• TASK TO COMPLETE: Copy out all of the material, matching it word for word.

• RECORDS FOR THIS EXERCISE:
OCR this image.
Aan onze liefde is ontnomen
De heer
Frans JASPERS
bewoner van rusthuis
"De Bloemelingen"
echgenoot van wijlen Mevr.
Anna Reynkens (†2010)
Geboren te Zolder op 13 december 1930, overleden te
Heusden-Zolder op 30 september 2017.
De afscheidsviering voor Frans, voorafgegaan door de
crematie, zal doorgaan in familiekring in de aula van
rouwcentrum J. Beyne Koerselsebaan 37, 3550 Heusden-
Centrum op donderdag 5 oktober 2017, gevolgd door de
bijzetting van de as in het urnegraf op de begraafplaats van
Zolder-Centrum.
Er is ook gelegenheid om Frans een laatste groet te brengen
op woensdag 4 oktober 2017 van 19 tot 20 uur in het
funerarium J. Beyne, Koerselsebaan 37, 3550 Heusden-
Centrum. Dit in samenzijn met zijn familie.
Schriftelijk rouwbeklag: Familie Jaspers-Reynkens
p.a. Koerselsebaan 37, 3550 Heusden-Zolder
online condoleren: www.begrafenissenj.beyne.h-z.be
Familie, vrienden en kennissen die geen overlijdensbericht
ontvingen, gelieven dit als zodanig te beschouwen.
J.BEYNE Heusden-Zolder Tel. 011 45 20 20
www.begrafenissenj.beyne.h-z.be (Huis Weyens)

• RESPONSE:
OCR this image.
Aan onze liefde is ontnomen
De heer
Frans JASPERS
bewoner van rusthuis
"De Bloemelingen"
echgenoot van wijlen Mevr.
Anna Reynkens (†2010)
Geboren te Zolder op 13 december 1930, overleden te
Heusden-Zolder op 30 september 2017.
De afscheidsviering voor Frans, voorafgegaan door de
crematie, zal doorgaan in familiekring in de aula van
rouwcentrum J. Beyne Koerselsebaan 37, 3550 Heusden-
Centrum op donderdag 5 oktober 2017, gevolgd door de
bijzetting van de as in het urnegraf op de begraafplaats van
Zolder-Centrum.
Er is ook gelegenheid om Frans een laatste groet te brengen
op woensdag 4 oktober 2017 van 19 tot 20 uur in het
funerarium J. Beyne, Koerselsebaan 37, 3550 Heusden-
Centrum. Dit in samenzijn met zijn familie.
Schriftelijk rouwbeklag: Familie Jaspers-Reynkens
p.a. Koerselsebaan 37, 3550 Heusden-Zolder
online condoleren: www.begrafenissenj.beyne.h-z.be
Familie, vrienden en kennissen die geen overlijdensbericht
ontvingen, gelieven dit als zodanig te beschouwen.
J.BEYNE Heusden-Zolder Tel. 011 45 20 20
www.begrafenissenj.beyne.h-z.be (Huis Weyens)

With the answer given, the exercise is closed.